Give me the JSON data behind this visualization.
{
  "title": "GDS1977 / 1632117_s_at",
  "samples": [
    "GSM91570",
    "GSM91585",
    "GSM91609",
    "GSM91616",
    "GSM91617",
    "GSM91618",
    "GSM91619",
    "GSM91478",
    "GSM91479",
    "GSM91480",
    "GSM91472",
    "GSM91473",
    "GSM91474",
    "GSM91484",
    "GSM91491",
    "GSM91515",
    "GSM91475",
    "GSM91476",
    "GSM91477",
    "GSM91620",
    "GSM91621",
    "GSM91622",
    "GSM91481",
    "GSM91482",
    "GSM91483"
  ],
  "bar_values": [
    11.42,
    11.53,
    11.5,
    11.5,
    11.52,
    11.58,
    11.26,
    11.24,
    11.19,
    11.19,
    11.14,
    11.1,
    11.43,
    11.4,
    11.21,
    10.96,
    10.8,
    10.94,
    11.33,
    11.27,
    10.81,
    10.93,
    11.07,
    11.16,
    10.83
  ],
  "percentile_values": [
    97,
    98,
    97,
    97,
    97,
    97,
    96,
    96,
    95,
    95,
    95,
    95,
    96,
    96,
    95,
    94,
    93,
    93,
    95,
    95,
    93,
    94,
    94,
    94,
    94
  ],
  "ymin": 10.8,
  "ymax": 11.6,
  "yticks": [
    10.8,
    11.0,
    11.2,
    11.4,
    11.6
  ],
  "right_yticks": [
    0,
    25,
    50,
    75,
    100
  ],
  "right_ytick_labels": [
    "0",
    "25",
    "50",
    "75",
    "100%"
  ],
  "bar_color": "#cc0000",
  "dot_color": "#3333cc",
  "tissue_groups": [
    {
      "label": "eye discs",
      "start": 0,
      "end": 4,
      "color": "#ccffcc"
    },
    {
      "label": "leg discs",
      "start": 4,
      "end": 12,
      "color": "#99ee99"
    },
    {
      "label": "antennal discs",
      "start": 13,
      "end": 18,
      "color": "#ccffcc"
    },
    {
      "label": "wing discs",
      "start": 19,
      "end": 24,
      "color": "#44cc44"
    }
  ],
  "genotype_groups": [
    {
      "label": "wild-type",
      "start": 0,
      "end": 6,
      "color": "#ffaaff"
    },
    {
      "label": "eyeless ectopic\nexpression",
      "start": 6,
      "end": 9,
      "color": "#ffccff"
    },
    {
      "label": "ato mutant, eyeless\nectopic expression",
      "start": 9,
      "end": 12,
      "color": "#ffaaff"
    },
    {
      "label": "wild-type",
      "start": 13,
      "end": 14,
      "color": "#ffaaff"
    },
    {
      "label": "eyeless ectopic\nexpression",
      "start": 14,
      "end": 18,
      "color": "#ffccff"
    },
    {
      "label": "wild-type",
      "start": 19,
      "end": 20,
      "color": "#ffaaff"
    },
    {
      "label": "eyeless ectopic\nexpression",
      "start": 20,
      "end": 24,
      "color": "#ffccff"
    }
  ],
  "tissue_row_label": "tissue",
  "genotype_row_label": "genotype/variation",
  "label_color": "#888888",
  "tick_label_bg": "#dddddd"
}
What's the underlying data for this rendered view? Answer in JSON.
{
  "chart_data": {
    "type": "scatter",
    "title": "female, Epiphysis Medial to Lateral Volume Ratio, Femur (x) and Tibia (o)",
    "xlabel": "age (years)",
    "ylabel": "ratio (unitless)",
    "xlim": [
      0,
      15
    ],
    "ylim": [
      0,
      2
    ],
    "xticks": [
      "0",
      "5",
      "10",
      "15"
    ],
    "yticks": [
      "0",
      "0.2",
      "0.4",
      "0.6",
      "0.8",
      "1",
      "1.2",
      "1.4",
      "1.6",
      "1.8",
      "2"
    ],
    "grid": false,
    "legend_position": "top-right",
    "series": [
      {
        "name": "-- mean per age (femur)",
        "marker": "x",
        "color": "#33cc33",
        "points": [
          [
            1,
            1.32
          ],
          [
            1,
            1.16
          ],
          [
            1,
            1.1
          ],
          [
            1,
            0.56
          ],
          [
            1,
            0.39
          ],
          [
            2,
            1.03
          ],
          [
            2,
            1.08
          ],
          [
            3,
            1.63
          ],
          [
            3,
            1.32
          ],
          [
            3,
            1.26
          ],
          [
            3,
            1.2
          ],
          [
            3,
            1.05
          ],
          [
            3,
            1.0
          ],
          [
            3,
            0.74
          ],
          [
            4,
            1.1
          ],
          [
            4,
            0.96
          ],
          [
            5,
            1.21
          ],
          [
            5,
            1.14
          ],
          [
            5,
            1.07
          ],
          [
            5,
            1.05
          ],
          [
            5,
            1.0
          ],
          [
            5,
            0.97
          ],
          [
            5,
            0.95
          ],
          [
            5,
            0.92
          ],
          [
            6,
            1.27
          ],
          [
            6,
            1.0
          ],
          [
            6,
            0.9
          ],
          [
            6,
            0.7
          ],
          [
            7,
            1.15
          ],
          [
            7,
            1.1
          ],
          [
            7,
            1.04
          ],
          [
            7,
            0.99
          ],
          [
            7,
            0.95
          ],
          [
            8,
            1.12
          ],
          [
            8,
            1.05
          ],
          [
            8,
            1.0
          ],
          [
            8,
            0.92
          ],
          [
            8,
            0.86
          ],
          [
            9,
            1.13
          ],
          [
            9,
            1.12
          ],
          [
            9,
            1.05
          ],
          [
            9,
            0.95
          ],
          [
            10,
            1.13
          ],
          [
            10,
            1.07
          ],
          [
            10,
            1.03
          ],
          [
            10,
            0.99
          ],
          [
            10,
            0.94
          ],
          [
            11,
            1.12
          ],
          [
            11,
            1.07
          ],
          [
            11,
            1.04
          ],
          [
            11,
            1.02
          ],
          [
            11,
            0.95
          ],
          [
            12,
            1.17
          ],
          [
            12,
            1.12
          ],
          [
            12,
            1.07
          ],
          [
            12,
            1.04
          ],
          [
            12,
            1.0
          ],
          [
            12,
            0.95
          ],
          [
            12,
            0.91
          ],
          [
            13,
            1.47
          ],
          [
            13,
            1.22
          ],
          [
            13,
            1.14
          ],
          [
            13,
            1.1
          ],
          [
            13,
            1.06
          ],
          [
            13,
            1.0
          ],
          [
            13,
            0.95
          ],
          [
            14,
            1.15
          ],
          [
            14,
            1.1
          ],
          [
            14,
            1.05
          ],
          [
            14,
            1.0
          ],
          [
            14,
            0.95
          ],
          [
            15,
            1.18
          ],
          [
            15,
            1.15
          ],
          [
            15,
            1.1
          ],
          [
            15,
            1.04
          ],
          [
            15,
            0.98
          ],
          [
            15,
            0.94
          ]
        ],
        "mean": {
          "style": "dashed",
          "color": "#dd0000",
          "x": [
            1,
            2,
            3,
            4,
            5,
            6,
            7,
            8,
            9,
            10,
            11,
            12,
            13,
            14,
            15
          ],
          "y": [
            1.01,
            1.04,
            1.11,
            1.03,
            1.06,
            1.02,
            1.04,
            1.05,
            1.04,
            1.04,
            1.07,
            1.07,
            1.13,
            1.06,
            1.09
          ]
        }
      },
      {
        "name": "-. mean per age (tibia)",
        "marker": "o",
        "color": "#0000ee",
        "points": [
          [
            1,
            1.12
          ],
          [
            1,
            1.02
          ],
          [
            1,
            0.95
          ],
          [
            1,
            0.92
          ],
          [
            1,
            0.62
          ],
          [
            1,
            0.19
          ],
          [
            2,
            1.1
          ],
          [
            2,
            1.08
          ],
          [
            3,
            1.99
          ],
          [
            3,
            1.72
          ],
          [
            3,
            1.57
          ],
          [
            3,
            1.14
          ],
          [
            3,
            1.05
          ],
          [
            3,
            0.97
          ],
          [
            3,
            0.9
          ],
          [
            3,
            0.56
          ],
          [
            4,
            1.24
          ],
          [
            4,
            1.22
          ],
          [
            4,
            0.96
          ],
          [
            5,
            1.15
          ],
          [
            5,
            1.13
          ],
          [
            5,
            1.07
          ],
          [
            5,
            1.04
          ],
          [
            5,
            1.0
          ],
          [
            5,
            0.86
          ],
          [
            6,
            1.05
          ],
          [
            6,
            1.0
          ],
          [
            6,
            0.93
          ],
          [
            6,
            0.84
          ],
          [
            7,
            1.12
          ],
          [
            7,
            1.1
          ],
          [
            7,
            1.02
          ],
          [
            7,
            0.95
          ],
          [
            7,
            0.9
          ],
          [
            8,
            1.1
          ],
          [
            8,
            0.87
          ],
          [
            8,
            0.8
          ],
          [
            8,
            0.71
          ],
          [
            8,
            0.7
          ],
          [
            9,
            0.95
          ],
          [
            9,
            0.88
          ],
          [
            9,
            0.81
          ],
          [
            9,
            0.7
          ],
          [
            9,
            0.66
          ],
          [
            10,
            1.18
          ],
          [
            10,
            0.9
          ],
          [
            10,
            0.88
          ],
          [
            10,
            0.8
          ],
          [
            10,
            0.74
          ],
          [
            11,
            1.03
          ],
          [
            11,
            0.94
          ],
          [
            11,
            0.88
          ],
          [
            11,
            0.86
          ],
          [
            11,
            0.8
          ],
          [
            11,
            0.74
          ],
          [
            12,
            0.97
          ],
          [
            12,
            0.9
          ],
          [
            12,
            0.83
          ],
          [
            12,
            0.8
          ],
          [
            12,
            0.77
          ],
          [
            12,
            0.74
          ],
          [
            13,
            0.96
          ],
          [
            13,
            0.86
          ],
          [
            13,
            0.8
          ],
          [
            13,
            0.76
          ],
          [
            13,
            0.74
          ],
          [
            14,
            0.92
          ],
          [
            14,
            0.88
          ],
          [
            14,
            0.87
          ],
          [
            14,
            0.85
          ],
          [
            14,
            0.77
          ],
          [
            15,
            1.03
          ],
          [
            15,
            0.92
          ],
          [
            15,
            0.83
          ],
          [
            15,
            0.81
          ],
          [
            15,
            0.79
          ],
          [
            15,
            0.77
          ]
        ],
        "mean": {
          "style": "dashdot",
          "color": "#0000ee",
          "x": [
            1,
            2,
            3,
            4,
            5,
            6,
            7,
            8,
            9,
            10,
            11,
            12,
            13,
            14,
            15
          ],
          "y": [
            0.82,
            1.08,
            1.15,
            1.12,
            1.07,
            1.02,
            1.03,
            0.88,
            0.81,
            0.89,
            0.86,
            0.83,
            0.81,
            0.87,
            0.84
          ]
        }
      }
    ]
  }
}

::::

**Aim of the task**
Find every line that has "name" in it, then return those lines.

**Output below**
        "name": "-- mean per age (femur)",
        "name": "-. mean per age (tibia)",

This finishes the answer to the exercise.